## What needs to be done
Images embedded in the records are excluded; print everything else exactly as given.

-- Start --

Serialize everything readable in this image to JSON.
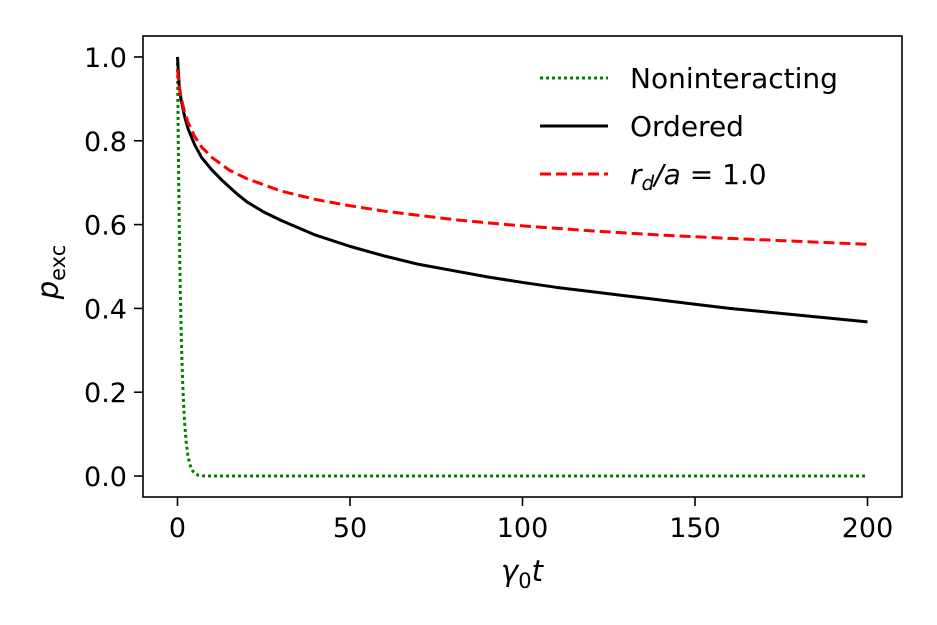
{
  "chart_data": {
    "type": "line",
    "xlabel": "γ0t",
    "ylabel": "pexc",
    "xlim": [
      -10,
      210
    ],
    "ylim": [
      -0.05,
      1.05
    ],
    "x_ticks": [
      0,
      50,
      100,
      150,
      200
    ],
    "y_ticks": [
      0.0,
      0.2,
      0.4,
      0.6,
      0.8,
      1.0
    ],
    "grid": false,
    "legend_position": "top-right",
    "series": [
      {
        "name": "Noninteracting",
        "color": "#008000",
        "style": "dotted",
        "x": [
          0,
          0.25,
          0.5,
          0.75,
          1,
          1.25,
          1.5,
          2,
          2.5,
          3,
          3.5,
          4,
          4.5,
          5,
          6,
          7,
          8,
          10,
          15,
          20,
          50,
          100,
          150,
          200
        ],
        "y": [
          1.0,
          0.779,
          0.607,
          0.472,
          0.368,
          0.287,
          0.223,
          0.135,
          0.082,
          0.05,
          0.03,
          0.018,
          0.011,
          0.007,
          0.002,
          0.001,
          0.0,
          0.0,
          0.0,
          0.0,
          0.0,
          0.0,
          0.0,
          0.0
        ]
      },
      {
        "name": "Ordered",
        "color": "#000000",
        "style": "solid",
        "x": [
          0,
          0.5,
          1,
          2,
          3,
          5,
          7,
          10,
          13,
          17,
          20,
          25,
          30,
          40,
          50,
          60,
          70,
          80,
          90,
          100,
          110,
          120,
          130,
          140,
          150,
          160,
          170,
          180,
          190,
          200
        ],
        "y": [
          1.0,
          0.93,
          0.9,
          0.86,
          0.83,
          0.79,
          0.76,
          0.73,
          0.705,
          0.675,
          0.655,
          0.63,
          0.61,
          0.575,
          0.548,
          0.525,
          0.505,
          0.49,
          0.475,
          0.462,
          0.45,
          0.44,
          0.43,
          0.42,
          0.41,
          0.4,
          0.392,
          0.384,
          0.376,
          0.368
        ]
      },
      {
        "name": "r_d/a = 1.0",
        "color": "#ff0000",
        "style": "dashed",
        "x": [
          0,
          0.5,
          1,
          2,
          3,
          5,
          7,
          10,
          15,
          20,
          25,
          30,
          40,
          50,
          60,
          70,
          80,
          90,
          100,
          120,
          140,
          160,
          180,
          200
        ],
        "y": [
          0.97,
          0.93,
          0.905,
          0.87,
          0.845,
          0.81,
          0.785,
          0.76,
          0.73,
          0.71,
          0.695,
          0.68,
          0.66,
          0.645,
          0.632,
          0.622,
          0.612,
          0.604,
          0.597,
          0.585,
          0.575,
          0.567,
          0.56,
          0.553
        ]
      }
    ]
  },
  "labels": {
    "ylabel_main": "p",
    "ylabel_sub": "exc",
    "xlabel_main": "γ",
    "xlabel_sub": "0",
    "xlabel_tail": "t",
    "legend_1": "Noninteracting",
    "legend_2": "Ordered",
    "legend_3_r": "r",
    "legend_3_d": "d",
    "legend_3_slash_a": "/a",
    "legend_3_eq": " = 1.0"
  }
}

-- End --

## Solution to this exercise
Serialize everything readable in this image to JSON.
{
  "chart_data": {
    "type": "line",
    "xlabel": "γ0t",
    "ylabel": "pexc",
    "xlim": [
      -10,
      210
    ],
    "ylim": [
      -0.05,
      1.05
    ],
    "x_ticks": [
      0,
      50,
      100,
      150,
      200
    ],
    "y_ticks": [
      0.0,
      0.2,
      0.4,
      0.6,
      0.8,
      1.0
    ],
    "grid": false,
    "legend_position": "top-right",
    "series": [
      {
        "name": "Noninteracting",
        "color": "#008000",
        "style": "dotted",
        "x": [
          0,
          0.25,
          0.5,
          0.75,
          1,
          1.25,
          1.5,
          2,
          2.5,
          3,
          3.5,
          4,
          4.5,
          5,
          6,
          7,
          8,
          10,
          15,
          20,
          50,
          100,
          150,
          200
        ],
        "y": [
          1.0,
          0.779,
          0.607,
          0.472,
          0.368,
          0.287,
          0.223,
          0.135,
          0.082,
          0.05,
          0.03,
          0.018,
          0.011,
          0.007,
          0.002,
          0.001,
          0.0,
          0.0,
          0.0,
          0.0,
          0.0,
          0.0,
          0.0,
          0.0
        ]
      },
      {
        "name": "Ordered",
        "color": "#000000",
        "style": "solid",
        "x": [
          0,
          0.5,
          1,
          2,
          3,
          5,
          7,
          10,
          13,
          17,
          20,
          25,
          30,
          40,
          50,
          60,
          70,
          80,
          90,
          100,
          110,
          120,
          130,
          140,
          150,
          160,
          170,
          180,
          190,
          200
        ],
        "y": [
          1.0,
          0.93,
          0.9,
          0.86,
          0.83,
          0.79,
          0.76,
          0.73,
          0.705,
          0.675,
          0.655,
          0.63,
          0.61,
          0.575,
          0.548,
          0.525,
          0.505,
          0.49,
          0.475,
          0.462,
          0.45,
          0.44,
          0.43,
          0.42,
          0.41,
          0.4,
          0.392,
          0.384,
          0.376,
          0.368
        ]
      },
      {
        "name": "r_d/a = 1.0",
        "color": "#ff0000",
        "style": "dashed",
        "x": [
          0,
          0.5,
          1,
          2,
          3,
          5,
          7,
          10,
          15,
          20,
          25,
          30,
          40,
          50,
          60,
          70,
          80,
          90,
          100,
          120,
          140,
          160,
          180,
          200
        ],
        "y": [
          0.97,
          0.93,
          0.905,
          0.87,
          0.845,
          0.81,
          0.785,
          0.76,
          0.73,
          0.71,
          0.695,
          0.68,
          0.66,
          0.645,
          0.632,
          0.622,
          0.612,
          0.604,
          0.597,
          0.585,
          0.575,
          0.567,
          0.56,
          0.553
        ]
      }
    ]
  },
  "labels": {
    "ylabel_main": "p",
    "ylabel_sub": "exc",
    "xlabel_main": "γ",
    "xlabel_sub": "0",
    "xlabel_tail": "t",
    "legend_1": "Noninteracting",
    "legend_2": "Ordered",
    "legend_3_r": "r",
    "legend_3_d": "d",
    "legend_3_slash_a": "/a",
    "legend_3_eq": " = 1.0"
  }
}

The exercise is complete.